» **Excerpt to read**:
"""
If you have this life trap, as a child, you felt excluded by peers. You did not
belong to a group of friends. Perhaps you had some unusual characteristic that
made you feel different in some way. As an adult, you maintain your life trap
mainly through avoidance. You avoid socializing in groups and making friends. You may have felt excluded because there was
something about you that other children rejected. Hence, you feel socially undesirable.
As an adult, you may feel that you are ugly, sexually undesirable, and low in
status, poor in conversational skills, boring or otherwise deficient. You
re-enact your childhood rejection – you feel and act inferior in social
situations. It is not always apparent that someone has a social exclusion life trap.
Many people with this life trap are quite comfortable in intimate settings and
are quite socially skilled. Their life trap may not show in one-to-one
relationships. It sometimes surprises us to realize how anxious and aloof they
may feel at parties, in classes, at meetings or at work. They have a restless
quality – a quality of looking for a place to belong.
The two lifetraps that relate to your self-esteem
are Defectiveness and Failure.
7.
"""
» **What to do**:
A - Using the passage on the social exclusion life trap, explain in one to three sentences why it is not always apparent that someone has this life trap.
B - Answer these questions from the passage on the social exclusion life trap.
(i) Through what, mainly, does an adult maintain this life trap?
(ii) In what settings may people with this life trap feel anxious and aloof?
(iii) Which two lifetraps relate to self-esteem?

» **Data**:
"""
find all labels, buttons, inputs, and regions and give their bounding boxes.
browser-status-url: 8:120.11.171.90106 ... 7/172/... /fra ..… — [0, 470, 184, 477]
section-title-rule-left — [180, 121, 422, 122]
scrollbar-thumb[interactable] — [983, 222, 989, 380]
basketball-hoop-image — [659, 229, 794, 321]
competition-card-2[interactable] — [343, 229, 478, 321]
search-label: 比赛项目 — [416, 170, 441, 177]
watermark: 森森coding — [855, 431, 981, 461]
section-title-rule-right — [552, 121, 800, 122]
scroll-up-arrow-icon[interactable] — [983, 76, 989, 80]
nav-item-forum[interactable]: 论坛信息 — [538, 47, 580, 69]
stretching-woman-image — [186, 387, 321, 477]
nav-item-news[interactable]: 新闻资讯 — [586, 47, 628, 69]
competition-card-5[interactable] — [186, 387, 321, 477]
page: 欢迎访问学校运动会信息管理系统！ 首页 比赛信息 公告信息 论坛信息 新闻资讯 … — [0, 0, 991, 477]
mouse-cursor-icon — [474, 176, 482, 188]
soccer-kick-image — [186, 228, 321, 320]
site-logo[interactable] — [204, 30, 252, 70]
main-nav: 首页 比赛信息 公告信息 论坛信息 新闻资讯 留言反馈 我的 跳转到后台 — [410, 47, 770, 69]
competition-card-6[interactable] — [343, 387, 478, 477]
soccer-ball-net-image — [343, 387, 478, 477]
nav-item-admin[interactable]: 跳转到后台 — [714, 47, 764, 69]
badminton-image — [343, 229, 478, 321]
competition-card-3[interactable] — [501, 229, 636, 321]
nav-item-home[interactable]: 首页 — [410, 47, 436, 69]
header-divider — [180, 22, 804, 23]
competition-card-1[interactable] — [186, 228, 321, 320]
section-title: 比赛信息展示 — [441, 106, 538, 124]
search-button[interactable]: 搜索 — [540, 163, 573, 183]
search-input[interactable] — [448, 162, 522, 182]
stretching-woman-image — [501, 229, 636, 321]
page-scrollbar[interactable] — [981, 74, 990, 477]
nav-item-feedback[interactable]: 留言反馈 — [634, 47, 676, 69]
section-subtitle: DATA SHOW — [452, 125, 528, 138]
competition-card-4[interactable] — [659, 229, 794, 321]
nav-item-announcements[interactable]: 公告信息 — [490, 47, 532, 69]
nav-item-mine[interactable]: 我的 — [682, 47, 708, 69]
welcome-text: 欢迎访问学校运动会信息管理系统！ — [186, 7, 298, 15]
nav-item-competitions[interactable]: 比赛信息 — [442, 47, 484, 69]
"""
» **Answers to each task**:
A - Many people with this life trap are quite comfortable in intimate settings and quite socially skilled, so it may not show in one-to-one relationships. Their anxiety and aloofness appear mainly at parties, in classes, at meetings or at work.

B -
(i) Mainly through avoidance.
(ii) At parties, in classes, at meetings or at work.
(iii) Defectiveness and Failure.